What to work on> Return exactly the lines of the entries that start at the line containing "What text is on this page?" and continue to the last line. Omit the pictures.

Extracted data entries
----------------------------------------
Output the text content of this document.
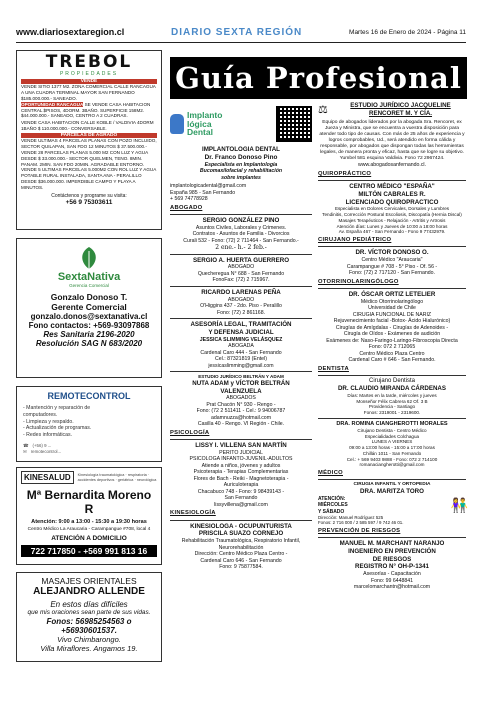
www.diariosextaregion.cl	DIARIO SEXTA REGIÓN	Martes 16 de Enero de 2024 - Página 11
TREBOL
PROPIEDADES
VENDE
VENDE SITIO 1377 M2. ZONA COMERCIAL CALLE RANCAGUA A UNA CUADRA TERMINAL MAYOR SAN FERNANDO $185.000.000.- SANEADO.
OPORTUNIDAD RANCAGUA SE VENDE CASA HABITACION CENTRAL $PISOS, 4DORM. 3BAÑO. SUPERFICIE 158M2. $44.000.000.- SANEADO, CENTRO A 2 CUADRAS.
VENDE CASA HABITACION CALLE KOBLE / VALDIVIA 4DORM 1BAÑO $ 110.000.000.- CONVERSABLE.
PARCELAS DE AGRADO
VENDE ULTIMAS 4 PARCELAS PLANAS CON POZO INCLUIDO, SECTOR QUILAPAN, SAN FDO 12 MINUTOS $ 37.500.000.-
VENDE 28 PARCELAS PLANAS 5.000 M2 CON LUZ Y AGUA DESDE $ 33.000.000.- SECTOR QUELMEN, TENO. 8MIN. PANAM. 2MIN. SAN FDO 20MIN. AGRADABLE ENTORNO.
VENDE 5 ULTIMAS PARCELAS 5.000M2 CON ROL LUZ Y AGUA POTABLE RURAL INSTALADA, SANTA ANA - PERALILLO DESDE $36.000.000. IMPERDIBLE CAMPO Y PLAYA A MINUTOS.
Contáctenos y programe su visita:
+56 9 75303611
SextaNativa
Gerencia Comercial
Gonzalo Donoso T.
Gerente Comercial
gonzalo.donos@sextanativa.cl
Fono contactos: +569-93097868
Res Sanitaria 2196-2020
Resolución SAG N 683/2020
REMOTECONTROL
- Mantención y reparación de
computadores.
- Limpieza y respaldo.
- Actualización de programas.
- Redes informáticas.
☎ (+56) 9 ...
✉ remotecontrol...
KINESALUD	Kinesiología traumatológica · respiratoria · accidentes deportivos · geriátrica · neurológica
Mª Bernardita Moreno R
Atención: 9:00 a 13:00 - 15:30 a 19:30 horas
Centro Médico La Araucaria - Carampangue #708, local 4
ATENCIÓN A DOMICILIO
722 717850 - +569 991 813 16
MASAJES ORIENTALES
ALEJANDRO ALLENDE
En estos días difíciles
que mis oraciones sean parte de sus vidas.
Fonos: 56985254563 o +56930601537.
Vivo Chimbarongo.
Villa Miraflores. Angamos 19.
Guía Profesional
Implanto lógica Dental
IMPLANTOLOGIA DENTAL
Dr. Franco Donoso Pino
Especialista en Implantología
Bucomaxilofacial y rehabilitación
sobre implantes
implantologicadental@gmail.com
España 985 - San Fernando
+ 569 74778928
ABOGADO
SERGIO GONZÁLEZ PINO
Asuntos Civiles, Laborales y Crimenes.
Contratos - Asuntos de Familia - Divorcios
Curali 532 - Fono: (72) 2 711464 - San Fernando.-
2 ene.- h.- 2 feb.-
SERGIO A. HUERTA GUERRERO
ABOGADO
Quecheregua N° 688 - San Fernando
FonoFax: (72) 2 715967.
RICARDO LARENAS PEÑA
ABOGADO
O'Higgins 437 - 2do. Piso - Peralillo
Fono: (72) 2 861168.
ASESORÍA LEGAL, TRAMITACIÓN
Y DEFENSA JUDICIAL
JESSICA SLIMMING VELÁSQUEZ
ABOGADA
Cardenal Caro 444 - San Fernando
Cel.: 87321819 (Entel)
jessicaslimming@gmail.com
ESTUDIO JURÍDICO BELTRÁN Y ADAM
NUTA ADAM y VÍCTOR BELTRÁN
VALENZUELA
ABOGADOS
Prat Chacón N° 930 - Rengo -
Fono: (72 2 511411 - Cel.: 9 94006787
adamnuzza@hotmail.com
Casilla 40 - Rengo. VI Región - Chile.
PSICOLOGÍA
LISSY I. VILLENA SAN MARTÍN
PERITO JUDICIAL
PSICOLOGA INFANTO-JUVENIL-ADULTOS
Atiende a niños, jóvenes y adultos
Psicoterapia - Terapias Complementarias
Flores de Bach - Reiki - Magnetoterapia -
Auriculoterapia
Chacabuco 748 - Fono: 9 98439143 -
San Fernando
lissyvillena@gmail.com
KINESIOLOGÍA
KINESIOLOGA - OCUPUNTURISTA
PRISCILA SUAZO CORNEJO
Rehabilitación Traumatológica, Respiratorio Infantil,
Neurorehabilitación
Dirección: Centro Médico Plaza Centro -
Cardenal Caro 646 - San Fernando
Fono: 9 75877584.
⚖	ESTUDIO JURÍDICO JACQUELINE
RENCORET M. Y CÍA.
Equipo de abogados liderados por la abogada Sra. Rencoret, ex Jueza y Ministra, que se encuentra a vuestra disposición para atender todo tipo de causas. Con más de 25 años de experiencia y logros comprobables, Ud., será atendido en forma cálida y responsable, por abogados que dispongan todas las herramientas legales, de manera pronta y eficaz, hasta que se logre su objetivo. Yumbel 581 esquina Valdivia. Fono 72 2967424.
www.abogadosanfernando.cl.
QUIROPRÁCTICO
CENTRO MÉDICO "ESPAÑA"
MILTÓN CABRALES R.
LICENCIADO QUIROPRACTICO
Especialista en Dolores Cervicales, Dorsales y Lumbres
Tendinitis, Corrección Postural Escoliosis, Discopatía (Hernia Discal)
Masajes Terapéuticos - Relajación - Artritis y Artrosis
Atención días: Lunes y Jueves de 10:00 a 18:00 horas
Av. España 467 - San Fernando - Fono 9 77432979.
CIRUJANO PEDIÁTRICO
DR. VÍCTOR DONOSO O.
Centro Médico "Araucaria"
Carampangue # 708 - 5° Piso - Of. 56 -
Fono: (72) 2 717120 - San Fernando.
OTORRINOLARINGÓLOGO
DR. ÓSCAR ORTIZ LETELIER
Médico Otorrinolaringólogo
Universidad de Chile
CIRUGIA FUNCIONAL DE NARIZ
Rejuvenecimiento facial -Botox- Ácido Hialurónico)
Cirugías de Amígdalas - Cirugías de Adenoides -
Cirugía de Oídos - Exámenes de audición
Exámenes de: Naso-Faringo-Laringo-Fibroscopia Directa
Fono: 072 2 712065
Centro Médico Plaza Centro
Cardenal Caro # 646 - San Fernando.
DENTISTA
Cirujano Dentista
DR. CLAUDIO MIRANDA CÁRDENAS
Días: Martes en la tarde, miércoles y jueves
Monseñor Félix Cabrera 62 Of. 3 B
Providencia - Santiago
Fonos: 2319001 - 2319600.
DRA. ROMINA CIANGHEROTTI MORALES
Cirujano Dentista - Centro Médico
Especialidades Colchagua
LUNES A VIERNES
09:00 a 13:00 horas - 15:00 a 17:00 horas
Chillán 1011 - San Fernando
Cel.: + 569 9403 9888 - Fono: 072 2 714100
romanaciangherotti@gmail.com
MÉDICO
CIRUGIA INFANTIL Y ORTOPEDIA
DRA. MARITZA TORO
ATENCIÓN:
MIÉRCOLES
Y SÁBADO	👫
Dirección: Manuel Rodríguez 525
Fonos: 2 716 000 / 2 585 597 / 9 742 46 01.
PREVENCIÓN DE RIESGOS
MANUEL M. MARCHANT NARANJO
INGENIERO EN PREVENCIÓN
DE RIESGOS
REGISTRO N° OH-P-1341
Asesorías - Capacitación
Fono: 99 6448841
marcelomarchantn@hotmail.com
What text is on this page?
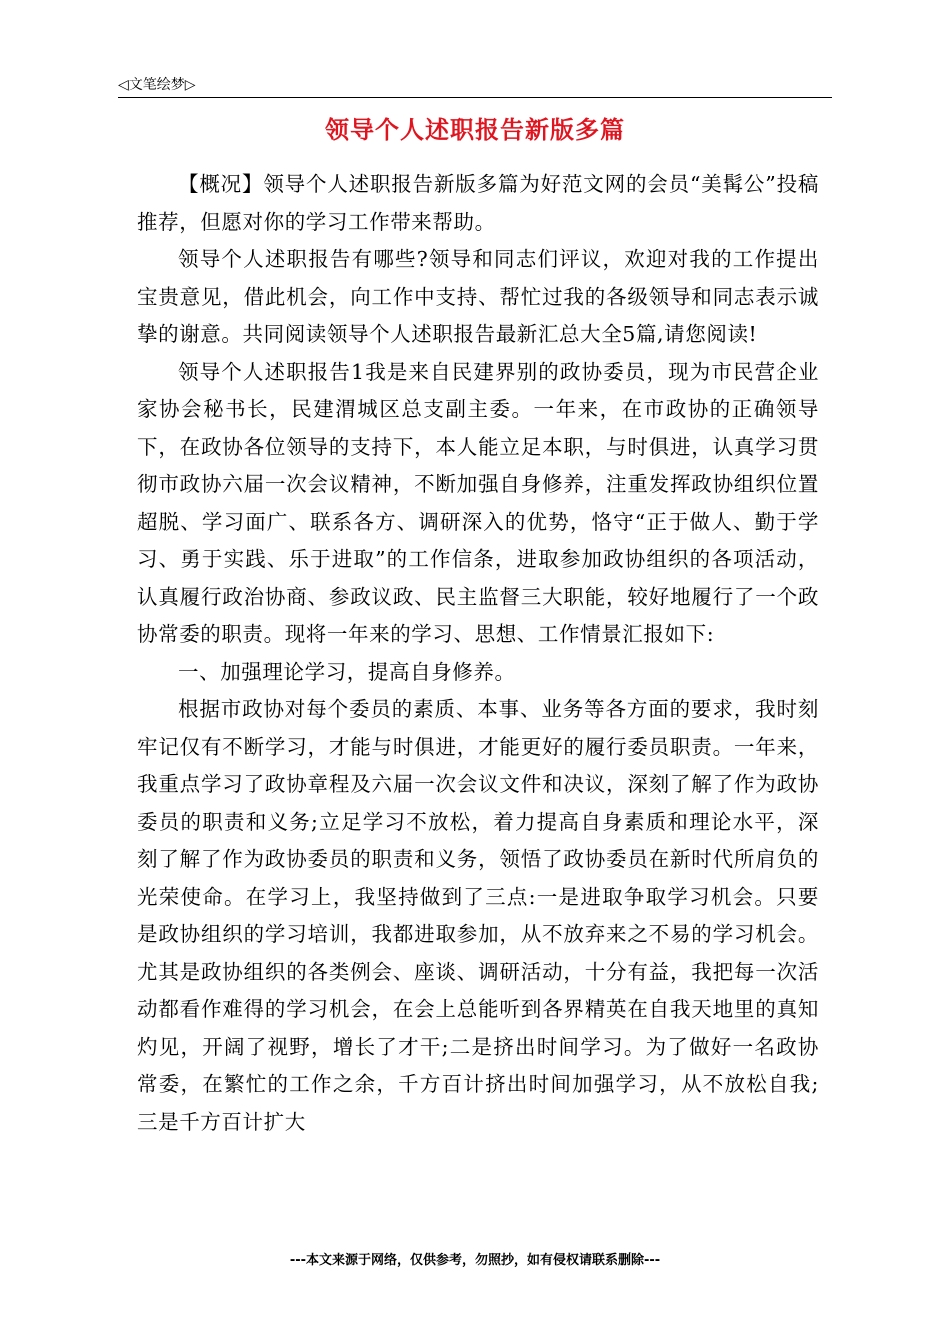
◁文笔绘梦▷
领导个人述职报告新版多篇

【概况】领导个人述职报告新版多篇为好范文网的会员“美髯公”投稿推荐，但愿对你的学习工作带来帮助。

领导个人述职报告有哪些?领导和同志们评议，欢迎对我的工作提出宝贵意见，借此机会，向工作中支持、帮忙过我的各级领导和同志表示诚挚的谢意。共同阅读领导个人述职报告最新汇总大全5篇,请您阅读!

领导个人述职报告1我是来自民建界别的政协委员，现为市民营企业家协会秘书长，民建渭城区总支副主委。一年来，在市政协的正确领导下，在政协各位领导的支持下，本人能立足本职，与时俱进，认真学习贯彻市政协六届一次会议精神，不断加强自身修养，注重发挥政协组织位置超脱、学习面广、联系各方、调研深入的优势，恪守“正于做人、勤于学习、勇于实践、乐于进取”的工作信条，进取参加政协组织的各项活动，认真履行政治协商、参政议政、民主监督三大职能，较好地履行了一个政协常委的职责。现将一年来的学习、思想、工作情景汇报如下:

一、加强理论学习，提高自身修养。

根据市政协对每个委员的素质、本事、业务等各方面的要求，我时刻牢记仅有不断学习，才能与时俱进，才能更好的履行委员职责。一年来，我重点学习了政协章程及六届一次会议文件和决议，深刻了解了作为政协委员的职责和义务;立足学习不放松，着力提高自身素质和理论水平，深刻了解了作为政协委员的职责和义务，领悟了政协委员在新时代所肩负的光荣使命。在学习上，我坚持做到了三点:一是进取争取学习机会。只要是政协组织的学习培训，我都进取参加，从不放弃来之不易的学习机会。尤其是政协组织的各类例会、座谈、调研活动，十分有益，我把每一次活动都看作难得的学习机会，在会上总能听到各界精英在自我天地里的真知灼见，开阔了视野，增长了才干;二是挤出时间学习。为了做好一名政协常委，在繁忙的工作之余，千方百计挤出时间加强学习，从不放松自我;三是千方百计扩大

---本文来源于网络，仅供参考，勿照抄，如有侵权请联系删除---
----------------------------------------
Result of this exercise>
What text is on this page?
◁文笔绘梦▷
领导个人述职报告新版多篇

【概况】领导个人述职报告新版多篇为好范文网的会员“美髯公”投稿推荐，但愿对你的学习工作带来帮助。

领导个人述职报告有哪些?领导和同志们评议，欢迎对我的工作提出宝贵意见，借此机会，向工作中支持、帮忙过我的各级领导和同志表示诚挚的谢意。共同阅读领导个人述职报告最新汇总大全5篇,请您阅读!

领导个人述职报告1我是来自民建界别的政协委员，现为市民营企业家协会秘书长，民建渭城区总支副主委。一年来，在市政协的正确领导下，在政协各位领导的支持下，本人能立足本职，与时俱进，认真学习贯彻市政协六届一次会议精神，不断加强自身修养，注重发挥政协组织位置超脱、学习面广、联系各方、调研深入的优势，恪守“正于做人、勤于学习、勇于实践、乐于进取”的工作信条，进取参加政协组织的各项活动，认真履行政治协商、参政议政、民主监督三大职能，较好地履行了一个政协常委的职责。现将一年来的学习、思想、工作情景汇报如下:

一、加强理论学习，提高自身修养。

根据市政协对每个委员的素质、本事、业务等各方面的要求，我时刻牢记仅有不断学习，才能与时俱进，才能更好的履行委员职责。一年来，我重点学习了政协章程及六届一次会议文件和决议，深刻了解了作为政协委员的职责和义务;立足学习不放松，着力提高自身素质和理论水平，深刻了解了作为政协委员的职责和义务，领悟了政协委员在新时代所肩负的光荣使命。在学习上，我坚持做到了三点:一是进取争取学习机会。只要是政协组织的学习培训，我都进取参加，从不放弃来之不易的学习机会。尤其是政协组织的各类例会、座谈、调研活动，十分有益，我把每一次活动都看作难得的学习机会，在会上总能听到各界精英在自我天地里的真知灼见，开阔了视野，增长了才干;二是挤出时间学习。为了做好一名政协常委，在繁忙的工作之余，千方百计挤出时间加强学习，从不放松自我;三是千方百计扩大

---本文来源于网络，仅供参考，勿照抄，如有侵权请联系删除---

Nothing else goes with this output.